**Stated goal:** All entries must be repeated exactly; do not include the pictures.

**Information given:**
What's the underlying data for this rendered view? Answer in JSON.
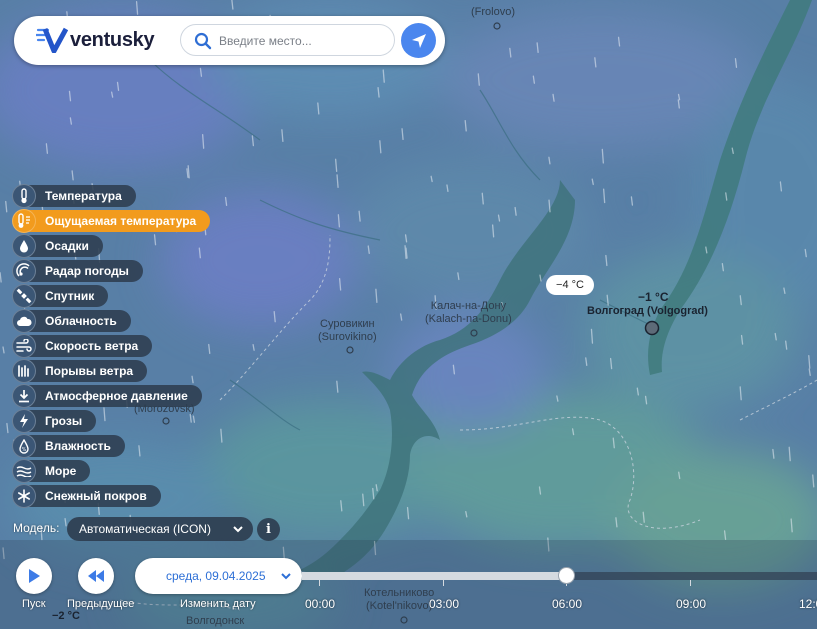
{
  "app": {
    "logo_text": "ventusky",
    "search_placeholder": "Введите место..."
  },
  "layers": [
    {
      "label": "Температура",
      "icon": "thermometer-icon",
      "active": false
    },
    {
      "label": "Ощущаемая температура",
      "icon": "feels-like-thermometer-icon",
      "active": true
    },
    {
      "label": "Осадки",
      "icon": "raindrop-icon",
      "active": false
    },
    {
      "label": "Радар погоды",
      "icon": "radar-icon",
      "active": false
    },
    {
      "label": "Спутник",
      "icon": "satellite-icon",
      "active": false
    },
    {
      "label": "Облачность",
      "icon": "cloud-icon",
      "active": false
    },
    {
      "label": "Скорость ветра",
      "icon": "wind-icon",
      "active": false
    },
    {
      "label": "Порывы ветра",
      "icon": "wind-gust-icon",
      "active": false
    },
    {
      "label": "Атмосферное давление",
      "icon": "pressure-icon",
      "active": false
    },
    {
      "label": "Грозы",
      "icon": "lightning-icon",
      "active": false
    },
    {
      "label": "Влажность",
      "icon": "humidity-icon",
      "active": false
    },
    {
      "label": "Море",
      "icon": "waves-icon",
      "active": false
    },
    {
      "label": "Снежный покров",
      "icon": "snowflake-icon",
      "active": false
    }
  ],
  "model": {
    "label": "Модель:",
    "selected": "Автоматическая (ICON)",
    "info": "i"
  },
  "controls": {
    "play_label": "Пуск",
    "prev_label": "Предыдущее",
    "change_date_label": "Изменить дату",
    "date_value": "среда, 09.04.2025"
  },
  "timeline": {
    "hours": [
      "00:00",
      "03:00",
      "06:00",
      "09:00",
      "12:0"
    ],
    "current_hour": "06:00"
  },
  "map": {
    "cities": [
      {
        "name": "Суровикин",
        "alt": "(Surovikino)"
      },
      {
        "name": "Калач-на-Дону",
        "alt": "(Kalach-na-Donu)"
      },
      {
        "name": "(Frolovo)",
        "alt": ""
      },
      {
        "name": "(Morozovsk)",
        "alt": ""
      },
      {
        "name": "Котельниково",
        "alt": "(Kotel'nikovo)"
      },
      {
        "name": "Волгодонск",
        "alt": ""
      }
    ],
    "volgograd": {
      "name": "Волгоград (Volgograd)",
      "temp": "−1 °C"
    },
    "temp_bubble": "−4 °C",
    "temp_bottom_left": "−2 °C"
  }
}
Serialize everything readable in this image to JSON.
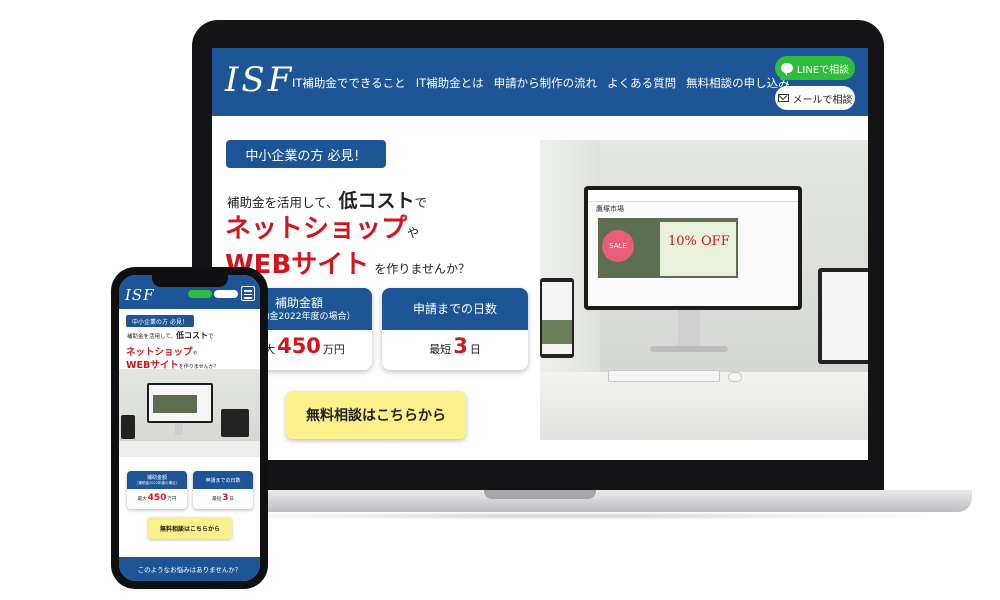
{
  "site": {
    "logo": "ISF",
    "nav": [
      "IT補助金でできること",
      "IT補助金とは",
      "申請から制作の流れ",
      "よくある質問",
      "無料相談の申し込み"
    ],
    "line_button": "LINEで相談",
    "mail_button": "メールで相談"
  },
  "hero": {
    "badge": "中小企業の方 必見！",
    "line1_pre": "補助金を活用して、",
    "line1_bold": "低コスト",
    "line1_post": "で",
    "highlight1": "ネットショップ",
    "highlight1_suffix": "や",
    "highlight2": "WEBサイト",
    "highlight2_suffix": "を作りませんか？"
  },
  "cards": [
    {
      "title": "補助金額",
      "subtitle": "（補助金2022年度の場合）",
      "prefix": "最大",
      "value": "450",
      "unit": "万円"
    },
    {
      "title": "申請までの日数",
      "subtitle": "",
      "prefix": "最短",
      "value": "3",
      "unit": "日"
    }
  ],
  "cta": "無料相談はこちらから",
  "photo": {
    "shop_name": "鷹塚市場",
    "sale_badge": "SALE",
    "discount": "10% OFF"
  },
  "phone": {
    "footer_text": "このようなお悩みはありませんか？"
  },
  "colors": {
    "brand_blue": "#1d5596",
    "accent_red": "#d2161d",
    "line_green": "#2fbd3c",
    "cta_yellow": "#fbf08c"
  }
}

**Result of this task:**
What's the underlying data for this rendered view? Answer in JSON.
{
  "app": {
    "logo_text": "ventusky",
    "search_placeholder": "Введите место..."
  },
  "layers": [
    {
      "label": "Температура",
      "icon": "thermometer-icon",
      "active": false
    },
    {
      "label": "Ощущаемая температура",
      "icon": "feels-like-thermometer-icon",
      "active": true
    },
    {
      "label": "Осадки",
      "icon": "raindrop-icon",
      "active": false
    },
    {
      "label": "Радар погоды",
      "icon": "radar-icon",
      "active": false
    },
    {
      "label": "Спутник",
      "icon": "satellite-icon",
      "active": false
    },
    {
      "label": "Облачность",
      "icon": "cloud-icon",
      "active": false
    },
    {
      "label": "Скорость ветра",
      "icon": "wind-icon",
      "active": false
    },
    {
      "label": "Порывы ветра",
      "icon": "wind-gust-icon",
      "active": false
    },
    {
      "label": "Атмосферное давление",
      "icon": "pressure-icon",
      "active": false
    },
    {
      "label": "Грозы",
      "icon": "lightning-icon",
      "active": false
    },
    {
      "label": "Влажность",
      "icon": "humidity-icon",
      "active": false
    },
    {
      "label": "Море",
      "icon": "waves-icon",
      "active": false
    },
    {
      "label": "Снежный покров",
      "icon": "snowflake-icon",
      "active": false
    }
  ],
  "model": {
    "label": "Модель:",
    "selected": "Автоматическая (ICON)",
    "info": "i"
  },
  "controls": {
    "play_label": "Пуск",
    "prev_label": "Предыдущее",
    "change_date_label": "Изменить дату",
    "date_value": "среда, 09.04.2025"
  },
  "timeline": {
    "hours": [
      "00:00",
      "03:00",
      "06:00",
      "09:00",
      "12:0"
    ],
    "current_hour": "06:00"
  },
  "map": {
    "cities": [
      {
        "name": "Суровикин",
        "alt": "(Surovikino)"
      },
      {
        "name": "Калач-на-Дону",
        "alt": "(Kalach-na-Donu)"
      },
      {
        "name": "(Frolovo)",
        "alt": ""
      },
      {
        "name": "(Morozovsk)",
        "alt": ""
      },
      {
        "name": "Котельниково",
        "alt": "(Kotel'nikovo)"
      },
      {
        "name": "Волгодонск",
        "alt": ""
      }
    ],
    "volgograd": {
      "name": "Волгоград (Volgograd)",
      "temp": "−1 °C"
    },
    "temp_bubble": "−4 °C",
    "temp_bottom_left": "−2 °C"
  }
}
Serialize everything readable in this image to JSON.
{
  "site": {
    "logo": "ISF",
    "nav": [
      "IT補助金でできること",
      "IT補助金とは",
      "申請から制作の流れ",
      "よくある質問",
      "無料相談の申し込み"
    ],
    "line_button": "LINEで相談",
    "mail_button": "メールで相談"
  },
  "hero": {
    "badge": "中小企業の方 必見！",
    "line1_pre": "補助金を活用して、",
    "line1_bold": "低コスト",
    "line1_post": "で",
    "highlight1": "ネットショップ",
    "highlight1_suffix": "や",
    "highlight2": "WEBサイト",
    "highlight2_suffix": "を作りませんか？"
  },
  "cards": [
    {
      "title": "補助金額",
      "subtitle": "（補助金2022年度の場合）",
      "prefix": "最大",
      "value": "450",
      "unit": "万円"
    },
    {
      "title": "申請までの日数",
      "subtitle": "",
      "prefix": "最短",
      "value": "3",
      "unit": "日"
    }
  ],
  "cta": "無料相談はこちらから",
  "photo": {
    "shop_name": "鷹塚市場",
    "sale_badge": "SALE",
    "discount": "10% OFF"
  },
  "phone": {
    "footer_text": "このようなお悩みはありませんか？"
  },
  "colors": {
    "brand_blue": "#1d5596",
    "accent_red": "#d2161d",
    "line_green": "#2fbd3c",
    "cta_yellow": "#fbf08c"
  }
}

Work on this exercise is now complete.